◆ **Activity A**:
According to the text on the Fireworks color picker problem, why does the author hold Adobe responsible for fixing it? Answer in one to three sentences.
◆ **Activity B**:
Continue the text on the Fireworks color picker problem, starting after its final sentence.

So what's next? Despite its partial failure, this experiment proved to me that a relatively simple solution to this problem is possible. I believe it's incumbent on the Fireworks development team to create a patch for this long-standing issue—and not for CS6 alone—and I'd encourage anyone who cares about the issue to submit a bug report to Adobe's official page, referencing this discussion thread:
NOTE: According to a recent post by community professional Jim Babbage, the number of requests the Fireworks team receives about an issue often plays a role in determining what projects get attention.
My thinking is that the Fireworks application should look for the user's current monitor display profile and then communicate that to the Mac OS Color Picker, setting that profile as the new default. Boom. Problem solved. If the first part of this fix were somehow impossible, then a Fireworks preference allowing the user to choose a profile for this purpose would also be a suitable solution.
I do believe that it's Adobe's responsibility to create a fix for this, as their business is based upon creating applications that work within a given operating system, and their applications should work "out of the box"—in other words, without the need for elaborate workarounds of the sort described here. That said, if any user or developer can find a way to change the default profile for the Mac OS Color Picker directly, that would be another viable way to solve this problem, and I'm sure the Fireworks community would be very interested.
UPDATE: This problem has been fixed in Dreamweaver CS6, but not in Fireworks or Flash CS6 (and not in any earlier versions such as CS5, CS4, etc.).
Dreamweaver CS6 addresses the color shifting issue by setting the default profile of the Mac OS Color Picker to "Device RGB", which seems to preserve color appearance and hex code values much like the monitor display profile suggested above.
It is unknown why Dreamweaver alone has implemented this solution, as both Fireworks and Flash are based upon the same color picking system. Users of these affected applications (CS6, CS5, and earlier) are strongly encouraged to submit a bug report to Adobe to request a patch for this problem.

◆ **Data for review**:
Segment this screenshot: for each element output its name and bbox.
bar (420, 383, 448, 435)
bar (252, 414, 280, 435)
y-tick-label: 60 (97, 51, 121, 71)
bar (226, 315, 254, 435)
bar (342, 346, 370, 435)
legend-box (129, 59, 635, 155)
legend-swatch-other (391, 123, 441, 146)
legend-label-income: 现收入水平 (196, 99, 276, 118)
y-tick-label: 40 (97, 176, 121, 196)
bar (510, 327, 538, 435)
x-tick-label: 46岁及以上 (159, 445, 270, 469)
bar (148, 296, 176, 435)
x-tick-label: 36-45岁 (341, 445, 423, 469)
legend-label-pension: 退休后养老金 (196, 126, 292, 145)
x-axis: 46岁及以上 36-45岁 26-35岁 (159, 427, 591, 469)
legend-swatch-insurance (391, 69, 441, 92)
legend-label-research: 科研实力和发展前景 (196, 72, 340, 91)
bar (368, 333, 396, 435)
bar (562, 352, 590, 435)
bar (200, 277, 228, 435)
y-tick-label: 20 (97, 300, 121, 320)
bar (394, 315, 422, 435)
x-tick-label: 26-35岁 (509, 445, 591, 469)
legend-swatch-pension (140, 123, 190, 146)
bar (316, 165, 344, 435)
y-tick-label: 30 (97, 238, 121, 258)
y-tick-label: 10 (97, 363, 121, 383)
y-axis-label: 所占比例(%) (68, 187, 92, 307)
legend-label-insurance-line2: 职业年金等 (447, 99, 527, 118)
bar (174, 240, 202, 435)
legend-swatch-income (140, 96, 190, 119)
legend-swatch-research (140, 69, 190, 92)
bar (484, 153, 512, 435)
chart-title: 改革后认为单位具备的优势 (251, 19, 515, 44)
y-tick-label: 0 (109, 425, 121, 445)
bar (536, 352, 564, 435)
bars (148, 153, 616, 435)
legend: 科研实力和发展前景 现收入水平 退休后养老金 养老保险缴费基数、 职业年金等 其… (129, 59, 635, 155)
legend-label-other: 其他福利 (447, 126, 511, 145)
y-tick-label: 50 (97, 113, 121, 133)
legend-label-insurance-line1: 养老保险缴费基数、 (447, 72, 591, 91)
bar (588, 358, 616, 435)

◆ **Reply A**:
The author holds Adobe responsible because its business is built on making applications that work within a given operating system. Those applications should therefore work "out of the box," without users needing elaborate workarounds like the ones the text describes.

◆ **Reply B**:
This same issue also affects 'Graphic Converter', but both Dreamweaver and Pixelmator can handle colours for the colour picker without these problems.
The issue seems to be that a colour profile can be set in three different places:
Within OS X display settings
within the color picker applet,
and within each image file
So I think the application has to be smart enough to realise that a colour received from a picker in colour space X when copied to a document in colour space Y must be adjusted by some fudge factor, otherwise you will get the wrong colour returned.
As this question is still not answered, and that someone exhumed it, maybe I could share what worked for me with the Apple Color Picker.
I think that the Apple Color Picker in the "Colors" palette uses a Color Profile set to sRGB, which is what should be the safiest way to use colors across devices and softwares.
So if your monitor Color Profile is not set to sRGB (via Apple Preferences > Display), it could lead to some wrong color picking.
The solution that worked for me is to set the Monitor Color Profile to "sRGB IEC61966-2.1".
Thanks a lot, I worked it out.. I tried that but I cant work with that color profile as it gives me a headache and is all blue!
I too am on a mac..
I know the workaround to select colours using the paint bucket and eyedroppper on the left.. ( not the fill in properties ) but this is useless when selecting for gradients.
Ahwell, hopefully it gets sorted but I know its been going on for forever. balls.